##### MATERIAL SHOWN

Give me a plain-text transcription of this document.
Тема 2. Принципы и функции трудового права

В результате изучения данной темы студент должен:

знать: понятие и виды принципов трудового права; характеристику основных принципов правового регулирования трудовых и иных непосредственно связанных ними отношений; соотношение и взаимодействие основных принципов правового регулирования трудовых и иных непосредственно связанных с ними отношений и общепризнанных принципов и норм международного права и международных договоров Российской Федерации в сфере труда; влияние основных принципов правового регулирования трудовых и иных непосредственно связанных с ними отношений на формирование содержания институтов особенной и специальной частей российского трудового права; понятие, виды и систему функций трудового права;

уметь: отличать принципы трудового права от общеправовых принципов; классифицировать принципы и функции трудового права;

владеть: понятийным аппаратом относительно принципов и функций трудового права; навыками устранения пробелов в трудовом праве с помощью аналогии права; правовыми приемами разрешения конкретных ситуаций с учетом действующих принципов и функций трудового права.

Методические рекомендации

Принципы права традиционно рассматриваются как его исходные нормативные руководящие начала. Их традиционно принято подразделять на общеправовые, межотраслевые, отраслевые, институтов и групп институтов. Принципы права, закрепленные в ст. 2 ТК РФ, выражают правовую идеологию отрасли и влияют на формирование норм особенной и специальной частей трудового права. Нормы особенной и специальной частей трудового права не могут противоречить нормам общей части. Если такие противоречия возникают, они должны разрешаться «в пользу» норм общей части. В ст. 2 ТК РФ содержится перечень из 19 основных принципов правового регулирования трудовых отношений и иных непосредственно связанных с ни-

##########
##### MATERIAL SHOWN

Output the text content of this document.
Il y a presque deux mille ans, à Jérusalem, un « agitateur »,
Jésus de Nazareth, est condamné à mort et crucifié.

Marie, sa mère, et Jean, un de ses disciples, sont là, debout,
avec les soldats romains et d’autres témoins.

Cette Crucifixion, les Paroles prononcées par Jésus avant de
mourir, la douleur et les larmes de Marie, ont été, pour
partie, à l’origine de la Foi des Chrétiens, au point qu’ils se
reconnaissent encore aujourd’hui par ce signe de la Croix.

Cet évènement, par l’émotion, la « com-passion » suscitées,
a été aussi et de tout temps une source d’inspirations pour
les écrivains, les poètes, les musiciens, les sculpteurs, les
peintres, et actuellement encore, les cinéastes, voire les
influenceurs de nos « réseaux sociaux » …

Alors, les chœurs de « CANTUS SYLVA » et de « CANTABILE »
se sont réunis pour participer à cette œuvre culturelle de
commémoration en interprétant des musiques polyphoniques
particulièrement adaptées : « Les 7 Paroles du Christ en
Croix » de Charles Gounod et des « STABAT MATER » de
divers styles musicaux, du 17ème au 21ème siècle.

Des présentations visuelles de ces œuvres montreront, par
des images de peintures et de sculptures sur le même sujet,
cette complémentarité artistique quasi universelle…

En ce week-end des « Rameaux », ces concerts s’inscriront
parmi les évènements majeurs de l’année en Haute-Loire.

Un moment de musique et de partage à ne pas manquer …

##########

Only the number is wanted: how many lines in the data include the word "Paroles"?

### RESPONSE BELOW
2